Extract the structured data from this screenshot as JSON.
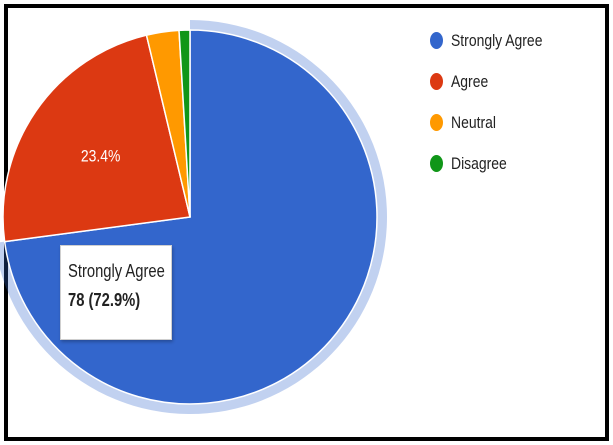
{
  "chart_data": {
    "type": "pie",
    "categories": [
      "Strongly Agree",
      "Agree",
      "Neutral",
      "Disagree"
    ],
    "values": [
      78,
      25,
      3,
      1
    ],
    "colors": [
      "#3366cc",
      "#dc3912",
      "#ff9900",
      "#109618"
    ],
    "slice_labels": [
      "",
      "23.4%",
      "",
      ""
    ],
    "highlighted": "Strongly Agree",
    "legend_position": "right",
    "tooltip": {
      "name": "Strongly Agree",
      "value": "78 (72.9%)"
    }
  }
}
• • •
YOUR OBJECTIVE:
Write the listing above out again exactly, dropping each image.

EXERCISE SOLUTION:
Extract the structured data from this screenshot as JSON.
{
  "chart_data": {
    "type": "pie",
    "categories": [
      "Strongly Agree",
      "Agree",
      "Neutral",
      "Disagree"
    ],
    "values": [
      78,
      25,
      3,
      1
    ],
    "colors": [
      "#3366cc",
      "#dc3912",
      "#ff9900",
      "#109618"
    ],
    "slice_labels": [
      "",
      "23.4%",
      "",
      ""
    ],
    "highlighted": "Strongly Agree",
    "legend_position": "right",
    "tooltip": {
      "name": "Strongly Agree",
      "value": "78 (72.9%)"
    }
  }
}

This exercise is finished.